Saved data entries:
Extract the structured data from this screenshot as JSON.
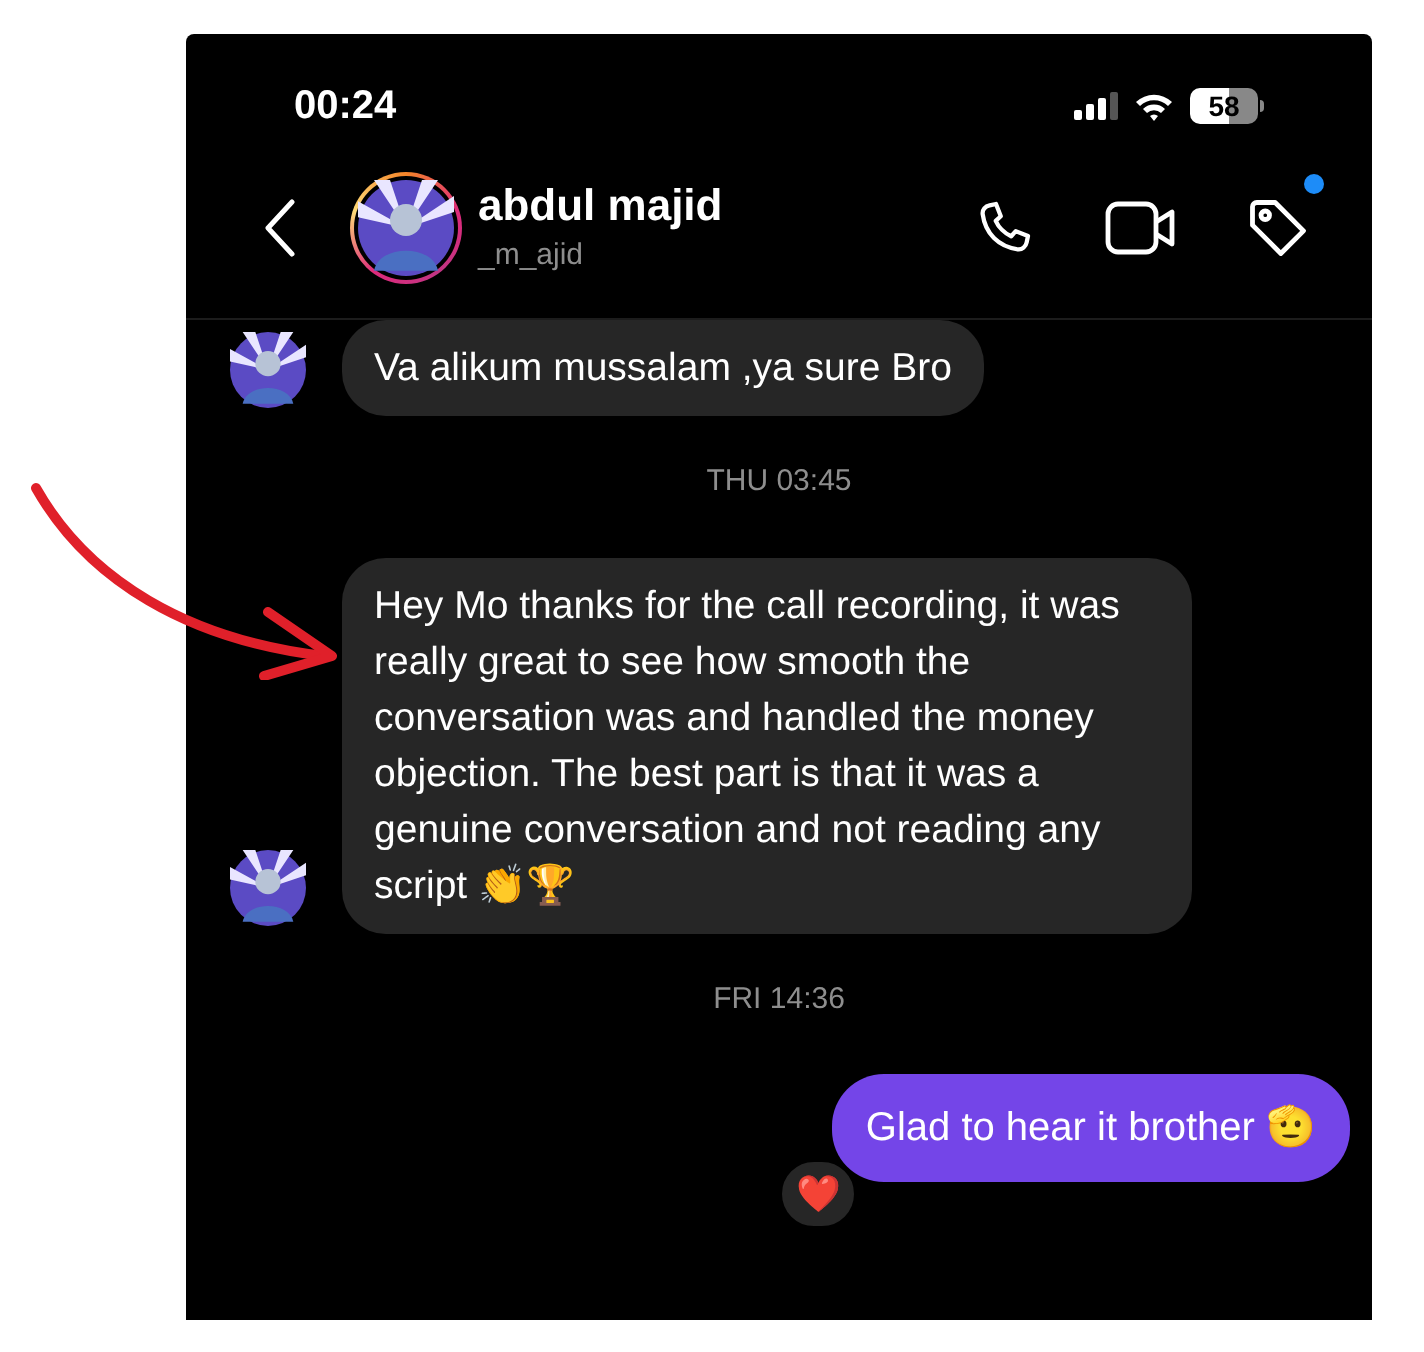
{
  "status_bar": {
    "time": "00:24",
    "battery": "58"
  },
  "header": {
    "name": "abdul majid",
    "username": "_m_ajid",
    "tag_badge": true
  },
  "messages": [
    {
      "kind": "received",
      "text": "Va alikum mussalam ,ya sure Bro",
      "avatar": true
    },
    {
      "kind": "timestamp",
      "text": "THU 03:45"
    },
    {
      "kind": "received",
      "text": "Hey Mo thanks for the call recording, it was really great to see how smooth the conversation was and handled the money objection. The best part is that it was a genuine conversation and not reading any script 👏🏆",
      "avatar": true
    },
    {
      "kind": "timestamp",
      "text": "FRI 14:36"
    },
    {
      "kind": "sent",
      "text": "Glad to hear it brother 🫡",
      "reaction": "❤️"
    }
  ]
}
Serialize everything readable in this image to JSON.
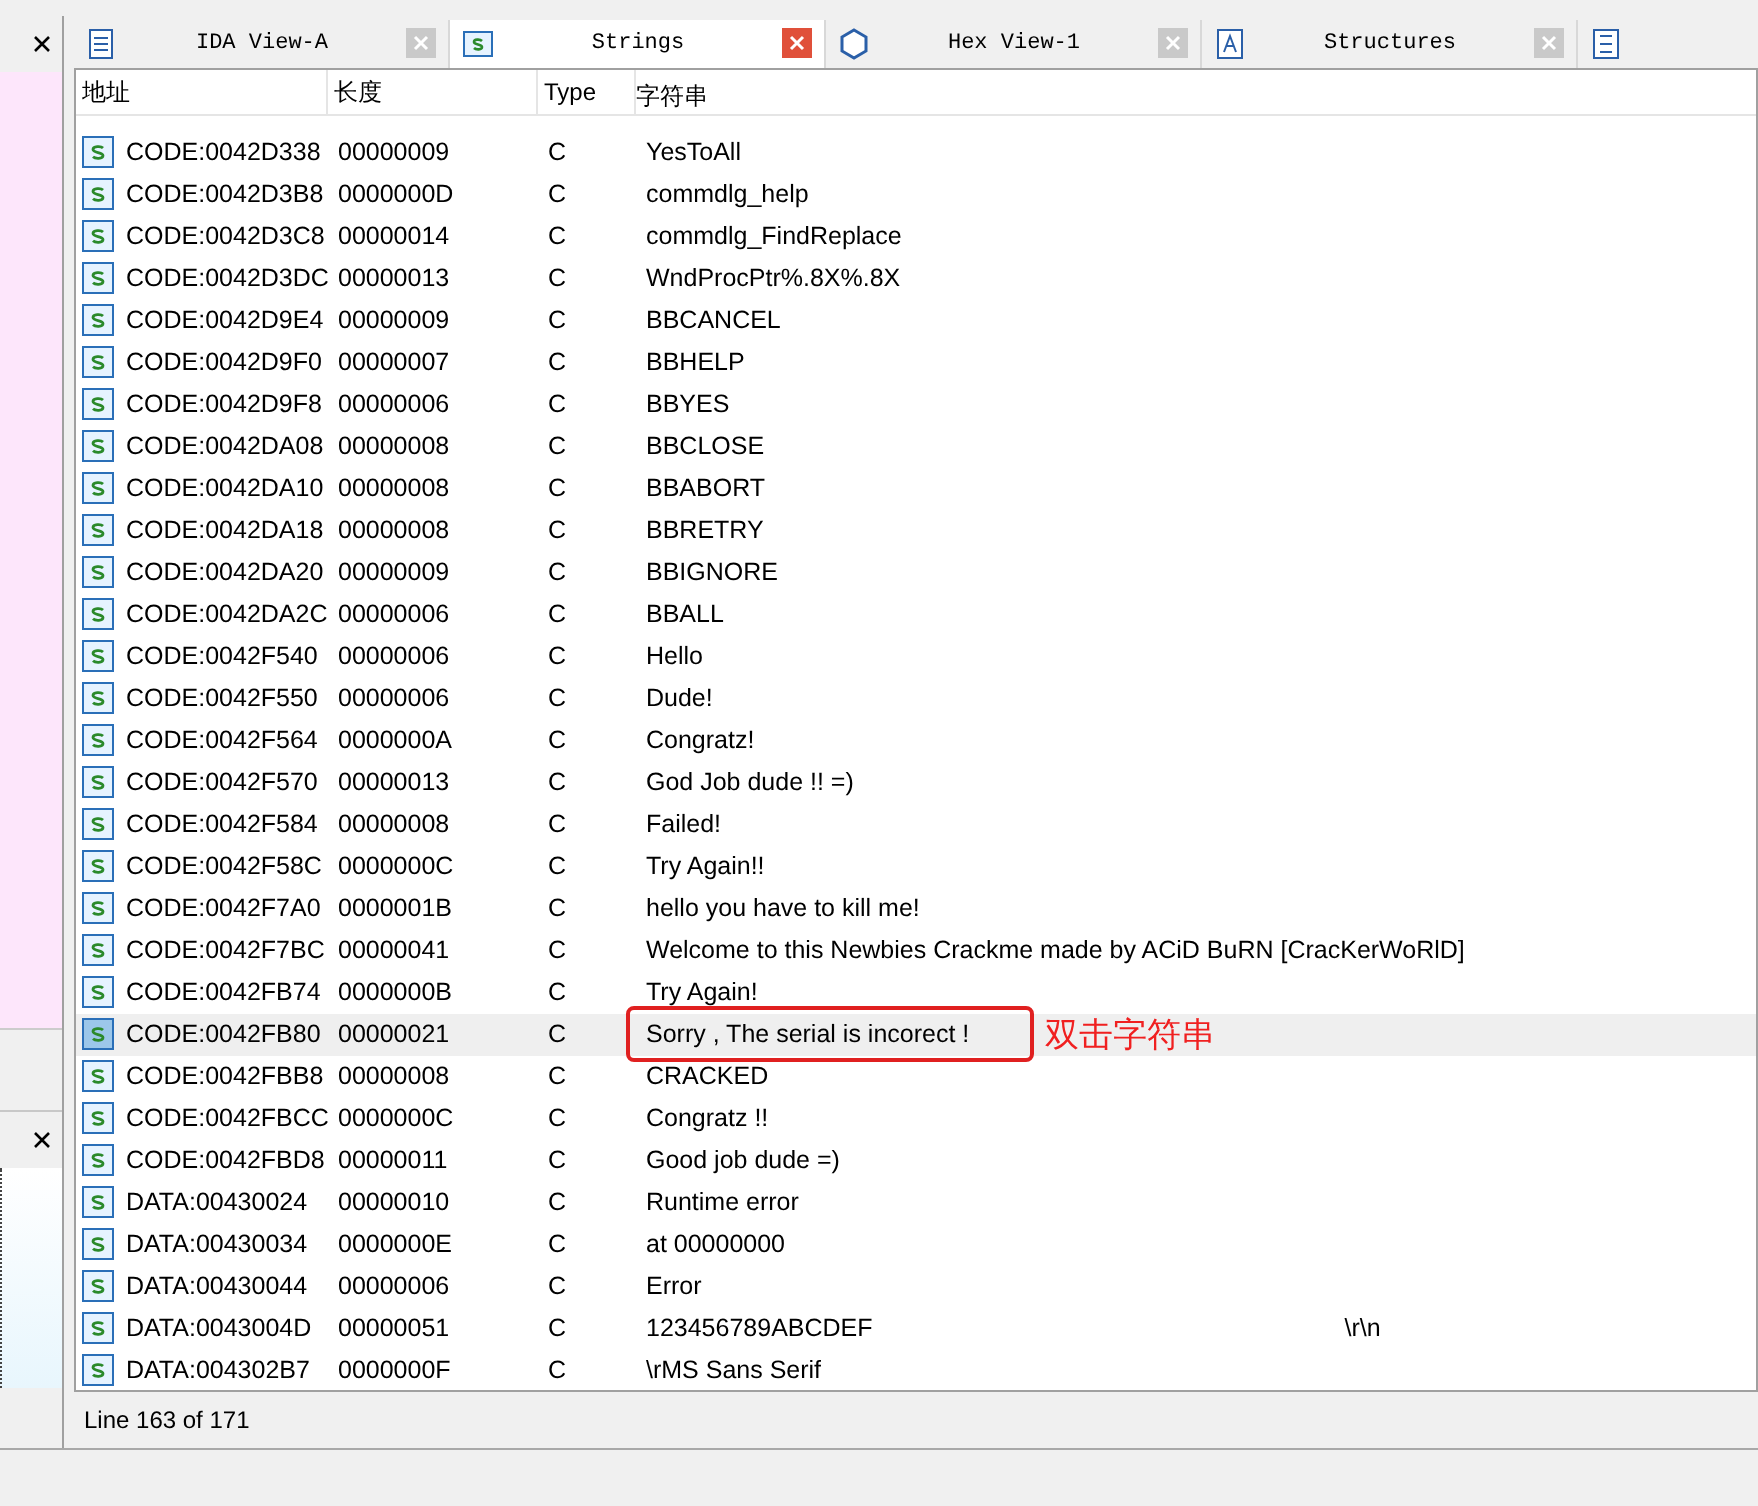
{
  "tabs": [
    {
      "label": "IDA View-A",
      "selected": false,
      "kind": "ida"
    },
    {
      "label": "Strings",
      "selected": true,
      "kind": "strings"
    },
    {
      "label": "Hex View-1",
      "selected": false,
      "kind": "hex"
    },
    {
      "label": "Structures",
      "selected": false,
      "kind": "struct"
    }
  ],
  "table": {
    "columns": [
      "地址",
      "长度",
      "Type",
      "字符串"
    ],
    "rows": [
      {
        "address": "CODE:0042D338",
        "length": "00000009",
        "type": "C",
        "string": "YesToAll",
        "selected": false
      },
      {
        "address": "CODE:0042D3B8",
        "length": "0000000D",
        "type": "C",
        "string": "commdlg_help",
        "selected": false
      },
      {
        "address": "CODE:0042D3C8",
        "length": "00000014",
        "type": "C",
        "string": "commdlg_FindReplace",
        "selected": false
      },
      {
        "address": "CODE:0042D3DC",
        "length": "00000013",
        "type": "C",
        "string": "WndProcPtr%.8X%.8X",
        "selected": false
      },
      {
        "address": "CODE:0042D9E4",
        "length": "00000009",
        "type": "C",
        "string": "BBCANCEL",
        "selected": false
      },
      {
        "address": "CODE:0042D9F0",
        "length": "00000007",
        "type": "C",
        "string": "BBHELP",
        "selected": false
      },
      {
        "address": "CODE:0042D9F8",
        "length": "00000006",
        "type": "C",
        "string": "BBYES",
        "selected": false
      },
      {
        "address": "CODE:0042DA08",
        "length": "00000008",
        "type": "C",
        "string": "BBCLOSE",
        "selected": false
      },
      {
        "address": "CODE:0042DA10",
        "length": "00000008",
        "type": "C",
        "string": "BBABORT",
        "selected": false
      },
      {
        "address": "CODE:0042DA18",
        "length": "00000008",
        "type": "C",
        "string": "BBRETRY",
        "selected": false
      },
      {
        "address": "CODE:0042DA20",
        "length": "00000009",
        "type": "C",
        "string": "BBIGNORE",
        "selected": false
      },
      {
        "address": "CODE:0042DA2C",
        "length": "00000006",
        "type": "C",
        "string": "BBALL",
        "selected": false
      },
      {
        "address": "CODE:0042F540",
        "length": "00000006",
        "type": "C",
        "string": "Hello",
        "selected": false
      },
      {
        "address": "CODE:0042F550",
        "length": "00000006",
        "type": "C",
        "string": "Dude!",
        "selected": false
      },
      {
        "address": "CODE:0042F564",
        "length": "0000000A",
        "type": "C",
        "string": "Congratz!",
        "selected": false
      },
      {
        "address": "CODE:0042F570",
        "length": "00000013",
        "type": "C",
        "string": "God Job dude !! =)",
        "selected": false
      },
      {
        "address": "CODE:0042F584",
        "length": "00000008",
        "type": "C",
        "string": "Failed!",
        "selected": false
      },
      {
        "address": "CODE:0042F58C",
        "length": "0000000C",
        "type": "C",
        "string": "Try Again!!",
        "selected": false
      },
      {
        "address": "CODE:0042F7A0",
        "length": "0000001B",
        "type": "C",
        "string": "hello you have to kill me!",
        "selected": false
      },
      {
        "address": "CODE:0042F7BC",
        "length": "00000041",
        "type": "C",
        "string": "Welcome to this Newbies Crackme made by ACiD BuRN [CracKerWoRlD]",
        "selected": false
      },
      {
        "address": "CODE:0042FB74",
        "length": "0000000B",
        "type": "C",
        "string": "Try Again!",
        "selected": false
      },
      {
        "address": "CODE:0042FB80",
        "length": "00000021",
        "type": "C",
        "string": "Sorry , The serial is incorect !",
        "selected": true,
        "note": "双击字符串"
      },
      {
        "address": "CODE:0042FBB8",
        "length": "00000008",
        "type": "C",
        "string": "CRACKED",
        "selected": false
      },
      {
        "address": "CODE:0042FBCC",
        "length": "0000000C",
        "type": "C",
        "string": "Congratz !!",
        "selected": false
      },
      {
        "address": "CODE:0042FBD8",
        "length": "00000011",
        "type": "C",
        "string": "Good job dude =)",
        "selected": false
      },
      {
        "address": "DATA:00430024",
        "length": "00000010",
        "type": "C",
        "string": "Runtime error",
        "selected": false
      },
      {
        "address": "DATA:00430034",
        "length": "0000000E",
        "type": "C",
        "string": "  at 00000000",
        "selected": false
      },
      {
        "address": "DATA:00430044",
        "length": "00000006",
        "type": "C",
        "string": "Error",
        "selected": false
      },
      {
        "address": "DATA:0043004D",
        "length": "00000051",
        "type": "C",
        "string": "123456789ABCDEF",
        "extra": "\\r\\n",
        "selected": false
      },
      {
        "address": "DATA:004302B7",
        "length": "0000000F",
        "type": "C",
        "string": "\\rMS Sans Serif",
        "selected": false
      }
    ]
  },
  "status_bar": "Line 163 of 171"
}
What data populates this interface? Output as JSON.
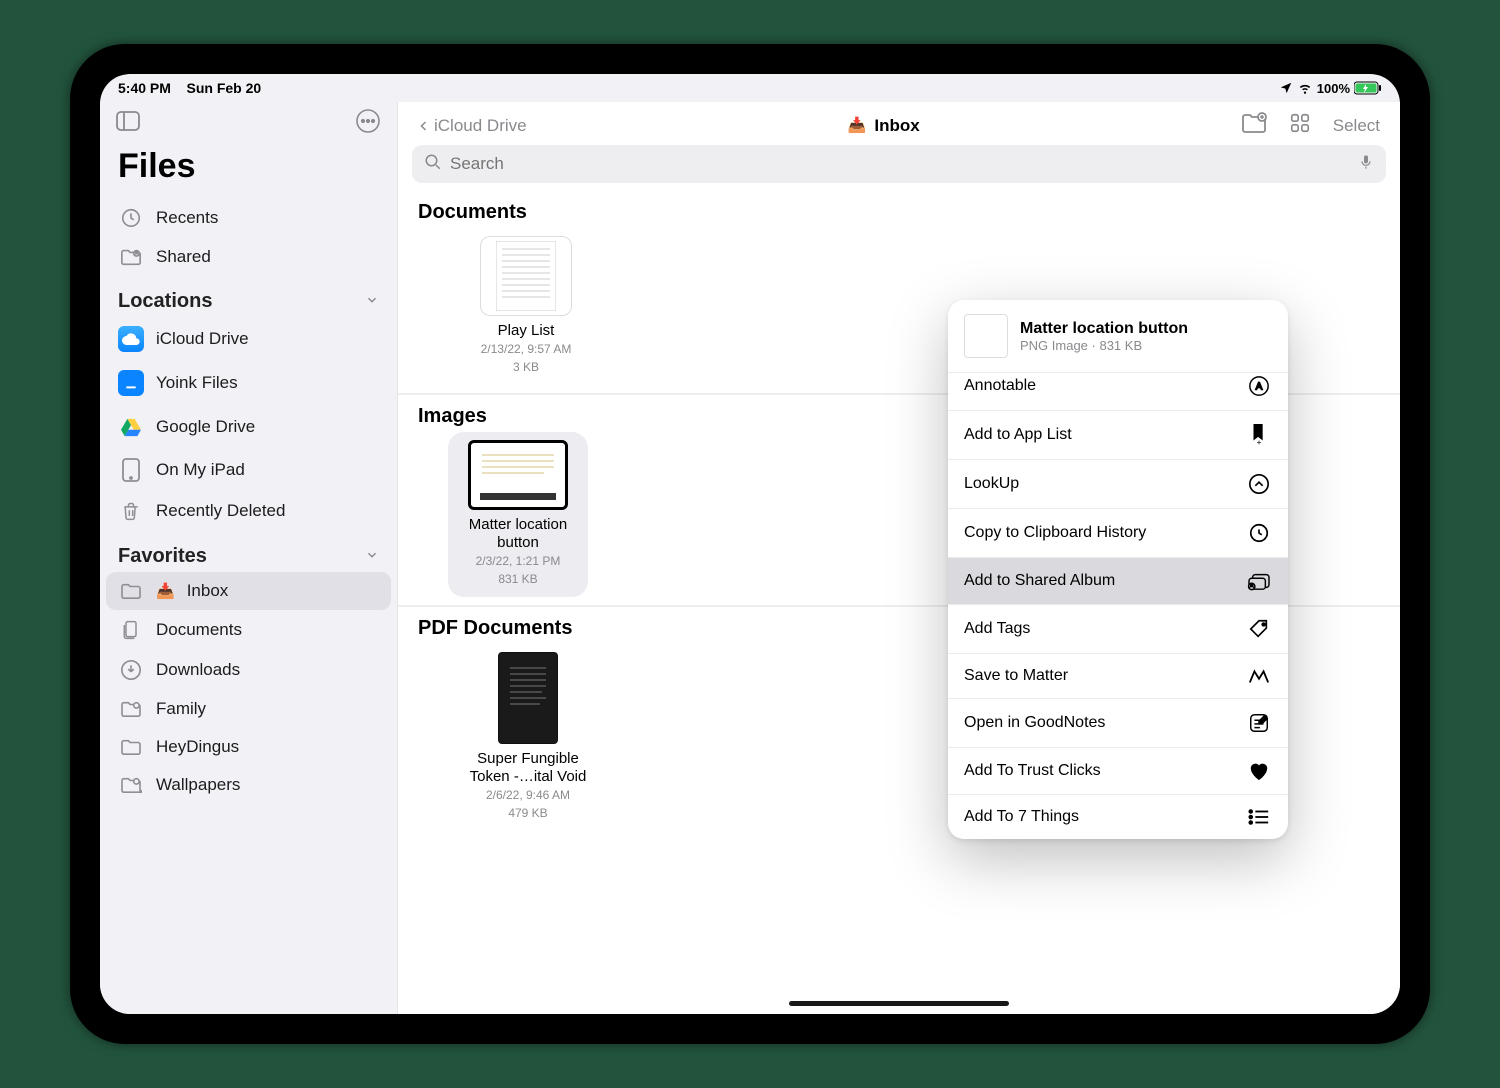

Instructions for the task: From start to finish, output the listing exactly, but omit its pictures.

The answer:
Extract the structured data from this screenshot as JSON.
{
  "status_bar": {
    "time": "00:24",
    "battery": "58"
  },
  "header": {
    "name": "abdul majid",
    "username": "_m_ajid",
    "tag_badge": true
  },
  "messages": [
    {
      "kind": "received",
      "text": "Va alikum mussalam ,ya sure Bro",
      "avatar": true
    },
    {
      "kind": "timestamp",
      "text": "THU 03:45"
    },
    {
      "kind": "received",
      "text": "Hey Mo thanks for the call recording, it was really great to see how smooth the conversation was and handled the money objection. The best part is that it was a genuine conversation and not reading any script 👏🏆",
      "avatar": true
    },
    {
      "kind": "timestamp",
      "text": "FRI 14:36"
    },
    {
      "kind": "sent",
      "text": "Glad to hear it brother 🫡",
      "reaction": "❤️"
    }
  ]
}
Serialize everything readable in this image to JSON.
{
  "tabs": [
    {
      "label": "IDA View-A",
      "selected": false,
      "kind": "ida"
    },
    {
      "label": "Strings",
      "selected": true,
      "kind": "strings"
    },
    {
      "label": "Hex View-1",
      "selected": false,
      "kind": "hex"
    },
    {
      "label": "Structures",
      "selected": false,
      "kind": "struct"
    }
  ],
  "table": {
    "columns": [
      "地址",
      "长度",
      "Type",
      "字符串"
    ],
    "rows": [
      {
        "address": "CODE:0042D338",
        "length": "00000009",
        "type": "C",
        "string": "YesToAll",
        "selected": false
      },
      {
        "address": "CODE:0042D3B8",
        "length": "0000000D",
        "type": "C",
        "string": "commdlg_help",
        "selected": false
      },
      {
        "address": "CODE:0042D3C8",
        "length": "00000014",
        "type": "C",
        "string": "commdlg_FindReplace",
        "selected": false
      },
      {
        "address": "CODE:0042D3DC",
        "length": "00000013",
        "type": "C",
        "string": "WndProcPtr%.8X%.8X",
        "selected": false
      },
      {
        "address": "CODE:0042D9E4",
        "length": "00000009",
        "type": "C",
        "string": "BBCANCEL",
        "selected": false
      },
      {
        "address": "CODE:0042D9F0",
        "length": "00000007",
        "type": "C",
        "string": "BBHELP",
        "selected": false
      },
      {
        "address": "CODE:0042D9F8",
        "length": "00000006",
        "type": "C",
        "string": "BBYES",
        "selected": false
      },
      {
        "address": "CODE:0042DA08",
        "length": "00000008",
        "type": "C",
        "string": "BBCLOSE",
        "selected": false
      },
      {
        "address": "CODE:0042DA10",
        "length": "00000008",
        "type": "C",
        "string": "BBABORT",
        "selected": false
      },
      {
        "address": "CODE:0042DA18",
        "length": "00000008",
        "type": "C",
        "string": "BBRETRY",
        "selected": false
      },
      {
        "address": "CODE:0042DA20",
        "length": "00000009",
        "type": "C",
        "string": "BBIGNORE",
        "selected": false
      },
      {
        "address": "CODE:0042DA2C",
        "length": "00000006",
        "type": "C",
        "string": "BBALL",
        "selected": false
      },
      {
        "address": "CODE:0042F540",
        "length": "00000006",
        "type": "C",
        "string": "Hello",
        "selected": false
      },
      {
        "address": "CODE:0042F550",
        "length": "00000006",
        "type": "C",
        "string": "Dude!",
        "selected": false
      },
      {
        "address": "CODE:0042F564",
        "length": "0000000A",
        "type": "C",
        "string": "Congratz!",
        "selected": false
      },
      {
        "address": "CODE:0042F570",
        "length": "00000013",
        "type": "C",
        "string": "God Job dude !! =)",
        "selected": false
      },
      {
        "address": "CODE:0042F584",
        "length": "00000008",
        "type": "C",
        "string": "Failed!",
        "selected": false
      },
      {
        "address": "CODE:0042F58C",
        "length": "0000000C",
        "type": "C",
        "string": "Try Again!!",
        "selected": false
      },
      {
        "address": "CODE:0042F7A0",
        "length": "0000001B",
        "type": "C",
        "string": "hello you have to kill me!",
        "selected": false
      },
      {
        "address": "CODE:0042F7BC",
        "length": "00000041",
        "type": "C",
        "string": "Welcome to this Newbies Crackme made by ACiD BuRN [CracKerWoRlD]",
        "selected": false
      },
      {
        "address": "CODE:0042FB74",
        "length": "0000000B",
        "type": "C",
        "string": "Try Again!",
        "selected": false
      },
      {
        "address": "CODE:0042FB80",
        "length": "00000021",
        "type": "C",
        "string": "Sorry , The serial is incorect !",
        "selected": true,
        "note": "双击字符串"
      },
      {
        "address": "CODE:0042FBB8",
        "length": "00000008",
        "type": "C",
        "string": "CRACKED",
        "selected": false
      },
      {
        "address": "CODE:0042FBCC",
        "length": "0000000C",
        "type": "C",
        "string": "Congratz !!",
        "selected": false
      },
      {
        "address": "CODE:0042FBD8",
        "length": "00000011",
        "type": "C",
        "string": "Good job dude =)",
        "selected": false
      },
      {
        "address": "DATA:00430024",
        "length": "00000010",
        "type": "C",
        "string": "Runtime error",
        "selected": false
      },
      {
        "address": "DATA:00430034",
        "length": "0000000E",
        "type": "C",
        "string": "  at 00000000",
        "selected": false
      },
      {
        "address": "DATA:00430044",
        "length": "00000006",
        "type": "C",
        "string": "Error",
        "selected": false
      },
      {
        "address": "DATA:0043004D",
        "length": "00000051",
        "type": "C",
        "string": "123456789ABCDEF",
        "extra": "\\r\\n",
        "selected": false
      },
      {
        "address": "DATA:004302B7",
        "length": "0000000F",
        "type": "C",
        "string": "\\rMS Sans Serif",
        "selected": false
      }
    ]
  },
  "status_bar": "Line 163 of 171"
}
What data populates this interface? Output as JSON.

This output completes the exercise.